• _Exercise passage_
Goal 3: Promote Positive Student Attitudes about Science and Perceptions of Learning Gains

Third, we assessed student attitudes about science and students’ perceptions of their own learning gains related to their research skills using the CURE survey, which uses pre- and postcourse questions to measure students’ perceived learning gains in courses with significant research components (Lopatto, 2004, 2007; Lopatto et al., 2014). These data are compared with CURE survey results from students in other classroom-based research courses and in SUREs. We selected groups of CURE questions related to research preparation and confidence (six questions), scientific communication skills (three questions), data analysis and lab skills (three questions), and interest in science and research (two questions). For all 14 questions in all four categories, students in CHEMBIO, BIOCHEM, and NEURO scored at or above the combined mean of all CURE and SURE students. Particular areas of strength in which our students’ scores were notably above the CURE + SURE average include “self-confidence,” “readiness for more demanding research,” “understanding the research process,” “skill in scientific writing,” “good way of learning about the scientific process,” and “positive effect on interest in science.” These skills span all four areas assessed, indicating the perceived gains our students made in all of these areas—gains equivalent to or greater than those made by students in similar courses or participating in various summer and course-based research programs (Figure 4; Lopatto, 2004, 2007; Lopatto et al., 2014). Gains were particularly notable in areas related to self-confidence, preparation for more demanding research, and interest in scientific research, corroborating the improvements in experimental design skills and the competence in experimental design and analysis on the posters that we measured directly. These gains also correlate with increases in student responses to the CURE survey or similar attitudinal surveys regarding students’ perceptions of their readiness for research, confidence in skills related to performing scientific research, understanding of how scientists think, and understanding of the research process reported for other research-based courses (Miller et al., 2013; Harvey et al., 2014; Russell et al., 2015).

• _Material provided_

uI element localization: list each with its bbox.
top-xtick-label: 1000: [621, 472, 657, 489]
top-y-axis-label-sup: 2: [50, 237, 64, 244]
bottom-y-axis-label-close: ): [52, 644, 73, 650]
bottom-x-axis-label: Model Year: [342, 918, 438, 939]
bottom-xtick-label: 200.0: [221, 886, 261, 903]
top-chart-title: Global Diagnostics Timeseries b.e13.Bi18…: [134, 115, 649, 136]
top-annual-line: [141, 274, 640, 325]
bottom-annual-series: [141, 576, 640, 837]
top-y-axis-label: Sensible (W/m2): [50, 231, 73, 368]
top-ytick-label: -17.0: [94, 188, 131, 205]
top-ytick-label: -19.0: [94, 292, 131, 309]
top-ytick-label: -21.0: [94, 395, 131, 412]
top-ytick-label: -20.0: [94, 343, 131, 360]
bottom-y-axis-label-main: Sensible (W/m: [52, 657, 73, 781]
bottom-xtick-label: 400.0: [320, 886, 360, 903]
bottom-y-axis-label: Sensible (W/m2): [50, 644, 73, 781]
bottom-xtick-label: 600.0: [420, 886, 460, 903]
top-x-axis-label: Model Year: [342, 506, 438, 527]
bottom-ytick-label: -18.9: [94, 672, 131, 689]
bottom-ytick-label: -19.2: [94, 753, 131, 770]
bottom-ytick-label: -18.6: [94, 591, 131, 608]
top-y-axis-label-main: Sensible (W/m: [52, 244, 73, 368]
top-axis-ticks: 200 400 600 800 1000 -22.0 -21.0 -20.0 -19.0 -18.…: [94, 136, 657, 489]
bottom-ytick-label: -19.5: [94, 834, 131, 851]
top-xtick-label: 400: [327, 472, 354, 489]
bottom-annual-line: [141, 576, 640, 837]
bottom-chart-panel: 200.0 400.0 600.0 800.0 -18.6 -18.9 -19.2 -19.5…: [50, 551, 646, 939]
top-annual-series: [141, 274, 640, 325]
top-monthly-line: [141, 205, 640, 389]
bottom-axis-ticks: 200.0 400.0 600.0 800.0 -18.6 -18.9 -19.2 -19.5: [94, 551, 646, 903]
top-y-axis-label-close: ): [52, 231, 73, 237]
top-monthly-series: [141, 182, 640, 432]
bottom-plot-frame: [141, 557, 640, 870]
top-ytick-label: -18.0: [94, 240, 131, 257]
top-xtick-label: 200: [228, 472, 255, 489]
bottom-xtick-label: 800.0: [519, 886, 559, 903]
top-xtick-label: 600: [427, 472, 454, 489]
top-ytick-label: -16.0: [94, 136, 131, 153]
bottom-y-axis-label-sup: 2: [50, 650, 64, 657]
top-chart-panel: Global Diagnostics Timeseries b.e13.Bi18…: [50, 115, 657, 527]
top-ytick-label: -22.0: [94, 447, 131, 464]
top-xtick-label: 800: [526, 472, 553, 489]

• _Problems to work on_
A. Rewrite the paragraph beginning "Third, we assessed student attitudes" from the passage on student attitudes about science as a short bulleted list that keeps its main facts.
B. According to the passage on student attitudes about science, students in which three courses scored at or above the combined mean of all CURE and SURE students?
C. Continue the passage on student attitudes about science and perceived learning gains, starting after its last sentence.

• _Results for each task_
A.
- Student attitudes about science and perceived gains in research skills were measured with the CURE survey, which uses pre- and postcourse questions (Lopatto, 2004, 2007; Lopatto et al., 2014).
- Results were compared with CURE survey results from students in other classroom-based research courses and in SUREs.
- Fourteen questions were selected in four categories: research preparation and confidence (six), scientific communication skills (three), data analysis and lab skills (three), and interest in science and research (two).
- On all 14 questions, students in CHEMBIO, BIOCHEM, and NEURO scored at or above the combined mean of all CURE and SURE students.
- Scores were notably above the CURE + SURE average for "self-confidence," "readiness for more demanding research," "understanding the research process," "skill in scientific writing," "good way of learning about the scientific process," and "positive effect on interest in science." These strengths covered all four areas.
- Gains in self-confidence, preparation for more demanding research, and interest in scientific research corroborated the directly measured improvements in experimental design skills and the competence in experimental design and analysis on the posters.
- These gains correlate with increases reported for other research-based courses in students' readiness for research, confidence in research skills, understanding of how scientists think, and understanding of the research process (Miller et al., 2013; Harvey et al., 2014; Russell et al., 2015).

B. CHEMBIO, BIOCHEM, and NEURO.

C.
Together, data from our direct assessments of students’ experimental design skills and our indirect assessments of student attitudes and perceptions of their own learning gains support the success of each of our CUREs in promoting scientific skills and positive attitudes about science—critical, yet often poorly documented outcomes of CUREs (Corwin et al., 2015; Linn et al., 2015). Student comments on open-ended, end-of-semester course evaluations support our CURE survey results (Supplemental Table S2), as students noted how much they enjoyed the in-depth focus on a single project, which allowed them to become “very well-versed” and “more accomplished,” to learn “how to solve problems,” to have “a greater understanding of specific results,” “allowed for more creativity,” and helped them “fe[el] like we were doing important work.” Students also mentioned how much they enjoyed having their own projects and designing their own experiments and were “really invested in coming back,” suggesting strong feelings of project ownership, a validated outcome from CURE participation (Corwin et al., 2015). In the future, we hope to quantify this ownership using recently validated and published methods (Hanauer and Dolan, 2014).

Goal 4: Promote Student Retention in STEM Disciplines

On the basis of previous CURE studies (Auchincloss et al., 2014; Brownell et al., 2015; Corwin et al., 2015), we expected that participation in CUREs would promote student interest in scientific research and STEM disciplines. We found that an average of 74.7% of the 79 total students enrolled in at least one of our three research-based courses also participated in independent UREs (Table 2). This is significantly above the 40% average research participation for the biological sciences and chemistry departments at Butler and is similar to the 80–90% of students who sought research positions following their experiences in the research-intensive Python Project lab course at the University of Colorado (Harvey et al., 2014). Additionally, nearly one-third (32.9%) of the 79 enrolled students completed an honors thesis, which is also significantly above the 9% average of STEM students who completed a thesis at Butler University from 2003 to 2012 (Howes and Wilson, 2015).

The increased level of participation in UREs by our CURE students is an exciting outcome of our CURE courses. After 3 years of CURE implementation, this increased level of URE participation is, however, reaching the maximum capacity of our departments to provide high-quality independent research opportunities. Yet, based on our assessments of student gains in experimental design (Figure 3) and student perceptions of learning gains (Figure 4), our CUREs provide students with the measureable outcomes of UREs without the increased strain on limited departmental resources. Continued implementation of these CUREs will thus allow us to provide authentic research experiences to the greatest number of students. Thus, CUREs can generate student populations better prepared to engage in future independent research and allow more students access to real-world, student-driven research experiences not available in the traditional laboratory classroom.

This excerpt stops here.